[Rows from a dataset]
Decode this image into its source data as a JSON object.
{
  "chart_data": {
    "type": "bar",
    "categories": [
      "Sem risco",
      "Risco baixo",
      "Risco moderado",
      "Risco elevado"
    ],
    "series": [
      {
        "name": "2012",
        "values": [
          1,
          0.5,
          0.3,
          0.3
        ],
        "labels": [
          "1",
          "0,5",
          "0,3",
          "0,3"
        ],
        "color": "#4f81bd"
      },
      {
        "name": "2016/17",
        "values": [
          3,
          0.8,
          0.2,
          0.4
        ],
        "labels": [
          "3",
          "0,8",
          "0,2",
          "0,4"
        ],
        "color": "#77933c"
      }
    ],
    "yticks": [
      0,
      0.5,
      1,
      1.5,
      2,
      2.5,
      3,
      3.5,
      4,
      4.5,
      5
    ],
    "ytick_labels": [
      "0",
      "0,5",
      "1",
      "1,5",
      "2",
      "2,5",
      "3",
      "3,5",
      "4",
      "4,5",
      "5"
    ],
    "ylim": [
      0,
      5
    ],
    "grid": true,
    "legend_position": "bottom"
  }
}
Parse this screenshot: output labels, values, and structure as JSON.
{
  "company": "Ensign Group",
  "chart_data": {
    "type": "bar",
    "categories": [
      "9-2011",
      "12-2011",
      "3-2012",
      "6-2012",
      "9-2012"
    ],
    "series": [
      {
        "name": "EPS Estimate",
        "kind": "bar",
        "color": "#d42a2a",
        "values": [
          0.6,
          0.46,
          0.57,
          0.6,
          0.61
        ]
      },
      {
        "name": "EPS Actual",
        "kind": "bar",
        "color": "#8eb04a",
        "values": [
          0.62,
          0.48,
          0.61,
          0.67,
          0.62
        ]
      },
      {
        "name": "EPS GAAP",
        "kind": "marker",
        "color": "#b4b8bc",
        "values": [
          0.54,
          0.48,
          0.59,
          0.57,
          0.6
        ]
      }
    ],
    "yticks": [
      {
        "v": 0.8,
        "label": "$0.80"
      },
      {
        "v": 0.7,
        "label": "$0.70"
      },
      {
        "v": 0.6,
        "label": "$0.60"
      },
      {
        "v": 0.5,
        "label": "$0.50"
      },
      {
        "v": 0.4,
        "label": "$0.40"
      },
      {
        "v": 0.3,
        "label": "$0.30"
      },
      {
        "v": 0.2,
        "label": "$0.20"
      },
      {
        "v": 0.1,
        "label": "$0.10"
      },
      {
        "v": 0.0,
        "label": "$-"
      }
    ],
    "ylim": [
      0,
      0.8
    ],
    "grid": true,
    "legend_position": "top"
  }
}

**Task instructions**
Copy out every line of the data above, exactly as given.

**Solution for this task**
Decode this image into its source data as a JSON object.
{
  "chart_data": {
    "type": "bar",
    "categories": [
      "Sem risco",
      "Risco baixo",
      "Risco moderado",
      "Risco elevado"
    ],
    "series": [
      {
        "name": "2012",
        "values": [
          1,
          0.5,
          0.3,
          0.3
        ],
        "labels": [
          "1",
          "0,5",
          "0,3",
          "0,3"
        ],
        "color": "#4f81bd"
      },
      {
        "name": "2016/17",
        "values": [
          3,
          0.8,
          0.2,
          0.4
        ],
        "labels": [
          "3",
          "0,8",
          "0,2",
          "0,4"
        ],
        "color": "#77933c"
      }
    ],
    "yticks": [
      0,
      0.5,
      1,
      1.5,
      2,
      2.5,
      3,
      3.5,
      4,
      4.5,
      5
    ],
    "ytick_labels": [
      "0",
      "0,5",
      "1",
      "1,5",
      "2",
      "2,5",
      "3",
      "3,5",
      "4",
      "4,5",
      "5"
    ],
    "ylim": [
      0,
      5
    ],
    "grid": true,
    "legend_position": "bottom"
  }
}
Parse this screenshot: output labels, values, and structure as JSON.
{
  "company": "Ensign Group",
  "chart_data": {
    "type": "bar",
    "categories": [
      "9-2011",
      "12-2011",
      "3-2012",
      "6-2012",
      "9-2012"
    ],
    "series": [
      {
        "name": "EPS Estimate",
        "kind": "bar",
        "color": "#d42a2a",
        "values": [
          0.6,
          0.46,
          0.57,
          0.6,
          0.61
        ]
      },
      {
        "name": "EPS Actual",
        "kind": "bar",
        "color": "#8eb04a",
        "values": [
          0.62,
          0.48,
          0.61,
          0.67,
          0.62
        ]
      },
      {
        "name": "EPS GAAP",
        "kind": "marker",
        "color": "#b4b8bc",
        "values": [
          0.54,
          0.48,
          0.59,
          0.57,
          0.6
        ]
      }
    ],
    "yticks": [
      {
        "v": 0.8,
        "label": "$0.80"
      },
      {
        "v": 0.7,
        "label": "$0.70"
      },
      {
        "v": 0.6,
        "label": "$0.60"
      },
      {
        "v": 0.5,
        "label": "$0.50"
      },
      {
        "v": 0.4,
        "label": "$0.40"
      },
      {
        "v": 0.3,
        "label": "$0.30"
      },
      {
        "v": 0.2,
        "label": "$0.20"
      },
      {
        "v": 0.1,
        "label": "$0.10"
      },
      {
        "v": 0.0,
        "label": "$-"
      }
    ],
    "ylim": [
      0,
      0.8
    ],
    "grid": true,
    "legend_position": "top"
  }
}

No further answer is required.